_Material for the task_.

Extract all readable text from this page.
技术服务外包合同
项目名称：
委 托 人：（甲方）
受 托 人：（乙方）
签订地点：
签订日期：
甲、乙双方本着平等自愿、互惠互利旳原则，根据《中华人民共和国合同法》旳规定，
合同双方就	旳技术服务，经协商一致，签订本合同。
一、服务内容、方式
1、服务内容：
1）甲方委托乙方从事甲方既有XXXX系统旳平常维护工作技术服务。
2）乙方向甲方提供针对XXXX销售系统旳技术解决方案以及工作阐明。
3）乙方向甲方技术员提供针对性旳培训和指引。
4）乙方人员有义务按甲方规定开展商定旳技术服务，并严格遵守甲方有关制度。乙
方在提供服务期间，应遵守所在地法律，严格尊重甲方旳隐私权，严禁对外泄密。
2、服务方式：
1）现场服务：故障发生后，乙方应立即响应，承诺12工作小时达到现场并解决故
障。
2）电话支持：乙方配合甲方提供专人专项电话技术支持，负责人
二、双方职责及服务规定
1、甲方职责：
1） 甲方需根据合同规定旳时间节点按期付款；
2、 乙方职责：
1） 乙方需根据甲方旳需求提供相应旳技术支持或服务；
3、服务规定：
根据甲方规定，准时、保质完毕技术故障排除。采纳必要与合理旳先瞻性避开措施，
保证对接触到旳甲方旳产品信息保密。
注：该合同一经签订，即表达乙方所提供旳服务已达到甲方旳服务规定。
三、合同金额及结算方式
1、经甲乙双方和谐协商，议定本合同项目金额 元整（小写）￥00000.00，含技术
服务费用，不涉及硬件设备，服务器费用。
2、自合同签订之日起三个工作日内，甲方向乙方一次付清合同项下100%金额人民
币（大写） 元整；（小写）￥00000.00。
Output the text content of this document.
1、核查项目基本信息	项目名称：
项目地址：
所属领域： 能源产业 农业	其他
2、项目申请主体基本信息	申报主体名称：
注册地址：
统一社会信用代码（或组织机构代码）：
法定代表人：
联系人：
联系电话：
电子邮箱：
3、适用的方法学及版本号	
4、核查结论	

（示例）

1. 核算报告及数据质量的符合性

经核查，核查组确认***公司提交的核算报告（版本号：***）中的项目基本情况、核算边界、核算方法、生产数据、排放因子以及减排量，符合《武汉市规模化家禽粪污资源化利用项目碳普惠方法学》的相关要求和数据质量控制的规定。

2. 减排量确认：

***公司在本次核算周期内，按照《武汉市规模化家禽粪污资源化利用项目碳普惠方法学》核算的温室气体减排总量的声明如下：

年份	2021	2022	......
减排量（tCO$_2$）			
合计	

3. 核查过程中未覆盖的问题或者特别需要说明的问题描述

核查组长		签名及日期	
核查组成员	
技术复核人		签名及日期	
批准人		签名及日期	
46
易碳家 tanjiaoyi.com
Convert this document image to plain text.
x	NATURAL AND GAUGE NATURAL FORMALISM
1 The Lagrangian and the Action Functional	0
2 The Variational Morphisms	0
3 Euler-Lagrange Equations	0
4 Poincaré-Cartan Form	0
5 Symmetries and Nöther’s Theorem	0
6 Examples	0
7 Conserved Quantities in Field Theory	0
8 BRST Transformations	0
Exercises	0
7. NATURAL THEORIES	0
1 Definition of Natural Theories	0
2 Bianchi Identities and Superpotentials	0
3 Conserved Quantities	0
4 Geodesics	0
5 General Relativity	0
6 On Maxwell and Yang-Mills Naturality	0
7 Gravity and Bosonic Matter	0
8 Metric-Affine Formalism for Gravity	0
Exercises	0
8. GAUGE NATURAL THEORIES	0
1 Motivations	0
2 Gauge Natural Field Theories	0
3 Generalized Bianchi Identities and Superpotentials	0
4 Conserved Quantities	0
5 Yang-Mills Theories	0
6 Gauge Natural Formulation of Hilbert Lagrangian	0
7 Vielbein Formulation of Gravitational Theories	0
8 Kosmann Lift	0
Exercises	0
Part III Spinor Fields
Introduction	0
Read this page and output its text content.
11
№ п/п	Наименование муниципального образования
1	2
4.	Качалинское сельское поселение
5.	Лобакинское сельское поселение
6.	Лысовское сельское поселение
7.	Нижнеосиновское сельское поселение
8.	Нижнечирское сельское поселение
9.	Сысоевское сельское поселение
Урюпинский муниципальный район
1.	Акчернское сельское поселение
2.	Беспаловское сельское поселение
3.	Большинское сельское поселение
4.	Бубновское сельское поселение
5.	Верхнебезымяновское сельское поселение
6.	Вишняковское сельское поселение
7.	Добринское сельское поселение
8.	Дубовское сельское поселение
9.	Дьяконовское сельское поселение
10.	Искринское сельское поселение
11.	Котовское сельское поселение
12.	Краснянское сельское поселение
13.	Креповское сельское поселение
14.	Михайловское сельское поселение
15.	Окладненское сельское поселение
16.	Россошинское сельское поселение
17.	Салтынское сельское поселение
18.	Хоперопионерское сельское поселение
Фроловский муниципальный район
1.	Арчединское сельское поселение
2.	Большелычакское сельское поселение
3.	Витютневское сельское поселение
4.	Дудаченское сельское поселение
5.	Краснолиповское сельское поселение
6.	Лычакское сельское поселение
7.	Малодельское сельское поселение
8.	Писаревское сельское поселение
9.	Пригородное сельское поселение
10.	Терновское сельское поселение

_Goal_.
Transcribe all the entries, keeping each one exactly as it is.

_Answer to the exercise_.
Extract all readable text from this page.
技术服务外包合同
项目名称：
委 托 人：（甲方）
受 托 人：（乙方）
签订地点：
签订日期：
甲、乙双方本着平等自愿、互惠互利旳原则，根据《中华人民共和国合同法》旳规定，
合同双方就	旳技术服务，经协商一致，签订本合同。
一、服务内容、方式
1、服务内容：
1）甲方委托乙方从事甲方既有XXXX系统旳平常维护工作技术服务。
2）乙方向甲方提供针对XXXX销售系统旳技术解决方案以及工作阐明。
3）乙方向甲方技术员提供针对性旳培训和指引。
4）乙方人员有义务按甲方规定开展商定旳技术服务，并严格遵守甲方有关制度。乙
方在提供服务期间，应遵守所在地法律，严格尊重甲方旳隐私权，严禁对外泄密。
2、服务方式：
1）现场服务：故障发生后，乙方应立即响应，承诺12工作小时达到现场并解决故
障。
2）电话支持：乙方配合甲方提供专人专项电话技术支持，负责人
二、双方职责及服务规定
1、甲方职责：
1） 甲方需根据合同规定旳时间节点按期付款；
2、 乙方职责：
1） 乙方需根据甲方旳需求提供相应旳技术支持或服务；
3、服务规定：
根据甲方规定，准时、保质完毕技术故障排除。采纳必要与合理旳先瞻性避开措施，
保证对接触到旳甲方旳产品信息保密。
注：该合同一经签订，即表达乙方所提供旳服务已达到甲方旳服务规定。
三、合同金额及结算方式
1、经甲乙双方和谐协商，议定本合同项目金额 元整（小写）￥00000.00，含技术
服务费用，不涉及硬件设备，服务器费用。
2、自合同签订之日起三个工作日内，甲方向乙方一次付清合同项下100%金额人民
币（大写） 元整；（小写）￥00000.00。
Output the text content of this document.
1、核查项目基本信息	项目名称：
项目地址：
所属领域： 能源产业 农业	其他
2、项目申请主体基本信息	申报主体名称：
注册地址：
统一社会信用代码（或组织机构代码）：
法定代表人：
联系人：
联系电话：
电子邮箱：
3、适用的方法学及版本号	
4、核查结论	

（示例）

1. 核算报告及数据质量的符合性

经核查，核查组确认***公司提交的核算报告（版本号：***）中的项目基本情况、核算边界、核算方法、生产数据、排放因子以及减排量，符合《武汉市规模化家禽粪污资源化利用项目碳普惠方法学》的相关要求和数据质量控制的规定。

2. 减排量确认：

***公司在本次核算周期内，按照《武汉市规模化家禽粪污资源化利用项目碳普惠方法学》核算的温室气体减排总量的声明如下：

年份	2021	2022	......
减排量（tCO$_2$）			
合计	

3. 核查过程中未覆盖的问题或者特别需要说明的问题描述

核查组长		签名及日期	
核查组成员	
技术复核人		签名及日期	
批准人		签名及日期	
46
易碳家 tanjiaoyi.com
Convert this document image to plain text.
x	NATURAL AND GAUGE NATURAL FORMALISM
1 The Lagrangian and the Action Functional	0
2 The Variational Morphisms	0
3 Euler-Lagrange Equations	0
4 Poincaré-Cartan Form	0
5 Symmetries and Nöther’s Theorem	0
6 Examples	0
7 Conserved Quantities in Field Theory	0
8 BRST Transformations	0
Exercises	0
7. NATURAL THEORIES	0
1 Definition of Natural Theories	0
2 Bianchi Identities and Superpotentials	0
3 Conserved Quantities	0
4 Geodesics	0
5 General Relativity	0
6 On Maxwell and Yang-Mills Naturality	0
7 Gravity and Bosonic Matter	0
8 Metric-Affine Formalism for Gravity	0
Exercises	0
8. GAUGE NATURAL THEORIES	0
1 Motivations	0
2 Gauge Natural Field Theories	0
3 Generalized Bianchi Identities and Superpotentials	0
4 Conserved Quantities	0
5 Yang-Mills Theories	0
6 Gauge Natural Formulation of Hilbert Lagrangian	0
7 Vielbein Formulation of Gravitational Theories	0
8 Kosmann Lift	0
Exercises	0
Part III Spinor Fields
Introduction	0
Read this page and output its text content.
11
№ п/п	Наименование муниципального образования
1	2
4.	Качалинское сельское поселение
5.	Лобакинское сельское поселение
6.	Лысовское сельское поселение
7.	Нижнеосиновское сельское поселение
8.	Нижнечирское сельское поселение
9.	Сысоевское сельское поселение
Урюпинский муниципальный район
1.	Акчернское сельское поселение
2.	Беспаловское сельское поселение
3.	Большинское сельское поселение
4.	Бубновское сельское поселение
5.	Верхнебезымяновское сельское поселение
6.	Вишняковское сельское поселение
7.	Добринское сельское поселение
8.	Дубовское сельское поселение
9.	Дьяконовское сельское поселение
10.	Искринское сельское поселение
11.	Котовское сельское поселение
12.	Краснянское сельское поселение
13.	Креповское сельское поселение
14.	Михайловское сельское поселение
15.	Окладненское сельское поселение
16.	Россошинское сельское поселение
17.	Салтынское сельское поселение
18.	Хоперопионерское сельское поселение
Фроловский муниципальный район
1.	Арчединское сельское поселение
2.	Большелычакское сельское поселение
3.	Витютневское сельское поселение
4.	Дудаченское сельское поселение
5.	Краснолиповское сельское поселение
6.	Лычакское сельское поселение
7.	Малодельское сельское поселение
8.	Писаревское сельское поселение
9.	Пригородное сельское поселение
10.	Терновское сельское поселение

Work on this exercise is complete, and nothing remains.